::: Entries provided

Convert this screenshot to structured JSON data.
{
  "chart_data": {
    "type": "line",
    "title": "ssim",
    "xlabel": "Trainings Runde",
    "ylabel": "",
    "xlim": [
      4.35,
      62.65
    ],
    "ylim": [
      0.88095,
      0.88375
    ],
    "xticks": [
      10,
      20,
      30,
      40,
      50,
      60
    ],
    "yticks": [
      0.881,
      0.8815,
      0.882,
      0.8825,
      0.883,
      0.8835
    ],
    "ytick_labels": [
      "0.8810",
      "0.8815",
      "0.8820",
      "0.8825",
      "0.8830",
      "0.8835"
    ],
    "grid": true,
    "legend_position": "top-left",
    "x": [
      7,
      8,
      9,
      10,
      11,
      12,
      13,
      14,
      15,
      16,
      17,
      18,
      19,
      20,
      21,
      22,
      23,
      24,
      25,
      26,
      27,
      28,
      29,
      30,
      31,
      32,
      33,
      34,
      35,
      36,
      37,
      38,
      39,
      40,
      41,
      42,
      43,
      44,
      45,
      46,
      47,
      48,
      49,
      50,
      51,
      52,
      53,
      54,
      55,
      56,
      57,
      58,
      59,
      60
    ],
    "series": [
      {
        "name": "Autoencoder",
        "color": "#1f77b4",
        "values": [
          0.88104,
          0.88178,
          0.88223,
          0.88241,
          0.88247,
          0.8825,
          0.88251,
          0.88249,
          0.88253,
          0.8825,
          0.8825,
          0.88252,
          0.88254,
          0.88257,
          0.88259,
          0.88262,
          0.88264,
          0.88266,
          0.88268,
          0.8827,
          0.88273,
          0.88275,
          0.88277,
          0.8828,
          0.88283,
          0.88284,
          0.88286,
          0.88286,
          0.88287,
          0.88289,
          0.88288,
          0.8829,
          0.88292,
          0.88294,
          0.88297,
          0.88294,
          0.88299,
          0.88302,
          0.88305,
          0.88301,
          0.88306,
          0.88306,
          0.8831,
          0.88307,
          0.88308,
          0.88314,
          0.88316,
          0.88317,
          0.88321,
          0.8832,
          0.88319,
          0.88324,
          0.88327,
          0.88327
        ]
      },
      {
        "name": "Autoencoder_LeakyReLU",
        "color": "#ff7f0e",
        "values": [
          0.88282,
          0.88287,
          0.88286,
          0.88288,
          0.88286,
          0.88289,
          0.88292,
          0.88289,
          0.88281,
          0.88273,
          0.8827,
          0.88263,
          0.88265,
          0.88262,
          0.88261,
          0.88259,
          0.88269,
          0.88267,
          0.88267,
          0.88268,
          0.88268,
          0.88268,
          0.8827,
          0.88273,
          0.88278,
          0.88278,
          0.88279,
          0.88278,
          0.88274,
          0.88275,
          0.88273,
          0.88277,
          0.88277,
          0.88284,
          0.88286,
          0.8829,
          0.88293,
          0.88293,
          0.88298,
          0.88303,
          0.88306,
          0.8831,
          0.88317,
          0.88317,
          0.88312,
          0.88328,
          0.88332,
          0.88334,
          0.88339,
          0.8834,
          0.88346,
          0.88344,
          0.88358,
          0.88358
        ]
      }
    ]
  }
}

::::::

**Directions for this task**
Every line of the data above should be reproduced word for word.

**Solution**
Convert this screenshot to structured JSON data.
{
  "chart_data": {
    "type": "line",
    "title": "ssim",
    "xlabel": "Trainings Runde",
    "ylabel": "",
    "xlim": [
      4.35,
      62.65
    ],
    "ylim": [
      0.88095,
      0.88375
    ],
    "xticks": [
      10,
      20,
      30,
      40,
      50,
      60
    ],
    "yticks": [
      0.881,
      0.8815,
      0.882,
      0.8825,
      0.883,
      0.8835
    ],
    "ytick_labels": [
      "0.8810",
      "0.8815",
      "0.8820",
      "0.8825",
      "0.8830",
      "0.8835"
    ],
    "grid": true,
    "legend_position": "top-left",
    "x": [
      7,
      8,
      9,
      10,
      11,
      12,
      13,
      14,
      15,
      16,
      17,
      18,
      19,
      20,
      21,
      22,
      23,
      24,
      25,
      26,
      27,
      28,
      29,
      30,
      31,
      32,
      33,
      34,
      35,
      36,
      37,
      38,
      39,
      40,
      41,
      42,
      43,
      44,
      45,
      46,
      47,
      48,
      49,
      50,
      51,
      52,
      53,
      54,
      55,
      56,
      57,
      58,
      59,
      60
    ],
    "series": [
      {
        "name": "Autoencoder",
        "color": "#1f77b4",
        "values": [
          0.88104,
          0.88178,
          0.88223,
          0.88241,
          0.88247,
          0.8825,
          0.88251,
          0.88249,
          0.88253,
          0.8825,
          0.8825,
          0.88252,
          0.88254,
          0.88257,
          0.88259,
          0.88262,
          0.88264,
          0.88266,
          0.88268,
          0.8827,
          0.88273,
          0.88275,
          0.88277,
          0.8828,
          0.88283,
          0.88284,
          0.88286,
          0.88286,
          0.88287,
          0.88289,
          0.88288,
          0.8829,
          0.88292,
          0.88294,
          0.88297,
          0.88294,
          0.88299,
          0.88302,
          0.88305,
          0.88301,
          0.88306,
          0.88306,
          0.8831,
          0.88307,
          0.88308,
          0.88314,
          0.88316,
          0.88317,
          0.88321,
          0.8832,
          0.88319,
          0.88324,
          0.88327,
          0.88327
        ]
      },
      {
        "name": "Autoencoder_LeakyReLU",
        "color": "#ff7f0e",
        "values": [
          0.88282,
          0.88287,
          0.88286,
          0.88288,
          0.88286,
          0.88289,
          0.88292,
          0.88289,
          0.88281,
          0.88273,
          0.8827,
          0.88263,
          0.88265,
          0.88262,
          0.88261,
          0.88259,
          0.88269,
          0.88267,
          0.88267,
          0.88268,
          0.88268,
          0.88268,
          0.8827,
          0.88273,
          0.88278,
          0.88278,
          0.88279,
          0.88278,
          0.88274,
          0.88275,
          0.88273,
          0.88277,
          0.88277,
          0.88284,
          0.88286,
          0.8829,
          0.88293,
          0.88293,
          0.88298,
          0.88303,
          0.88306,
          0.8831,
          0.88317,
          0.88317,
          0.88312,
          0.88328,
          0.88332,
          0.88334,
          0.88339,
          0.8834,
          0.88346,
          0.88344,
          0.88358,
          0.88358
        ]
      }
    ]
  }
}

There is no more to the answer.